# WHAT YOU HAVE TO DO
Quote the entries that follow exactly, leaving none out.

____________________

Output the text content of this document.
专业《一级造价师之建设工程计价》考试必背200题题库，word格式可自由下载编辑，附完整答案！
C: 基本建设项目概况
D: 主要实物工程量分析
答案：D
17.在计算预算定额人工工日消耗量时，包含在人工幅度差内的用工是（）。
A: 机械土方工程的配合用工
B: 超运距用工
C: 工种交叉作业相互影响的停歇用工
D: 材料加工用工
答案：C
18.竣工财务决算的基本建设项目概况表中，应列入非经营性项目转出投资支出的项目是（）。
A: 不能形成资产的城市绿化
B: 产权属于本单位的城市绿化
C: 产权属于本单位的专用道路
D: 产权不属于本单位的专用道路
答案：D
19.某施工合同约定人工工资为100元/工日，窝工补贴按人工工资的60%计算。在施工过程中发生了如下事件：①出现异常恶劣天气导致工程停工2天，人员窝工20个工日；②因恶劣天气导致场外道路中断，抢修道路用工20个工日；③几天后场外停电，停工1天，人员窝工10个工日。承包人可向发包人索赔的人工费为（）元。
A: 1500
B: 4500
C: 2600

____________________

# ANSWER
Output the text content of this document.
专业《一级造价师之建设工程计价》考试必背200题题库，word格式可自由下载编辑，附完整答案！
C: 基本建设项目概况
D: 主要实物工程量分析
答案：D
17.在计算预算定额人工工日消耗量时，包含在人工幅度差内的用工是（）。
A: 机械土方工程的配合用工
B: 超运距用工
C: 工种交叉作业相互影响的停歇用工
D: 材料加工用工
答案：C
18.竣工财务决算的基本建设项目概况表中，应列入非经营性项目转出投资支出的项目是（）。
A: 不能形成资产的城市绿化
B: 产权属于本单位的城市绿化
C: 产权属于本单位的专用道路
D: 产权不属于本单位的专用道路
答案：D
19.某施工合同约定人工工资为100元/工日，窝工补贴按人工工资的60%计算。在施工过程中发生了如下事件：①出现异常恶劣天气导致工程停工2天，人员窝工20个工日；②因恶劣天气导致场外道路中断，抢修道路用工20个工日；③几天后场外停电，停工1天，人员窝工10个工日。承包人可向发包人索赔的人工费为（）元。
A: 1500
B: 4500
C: 2600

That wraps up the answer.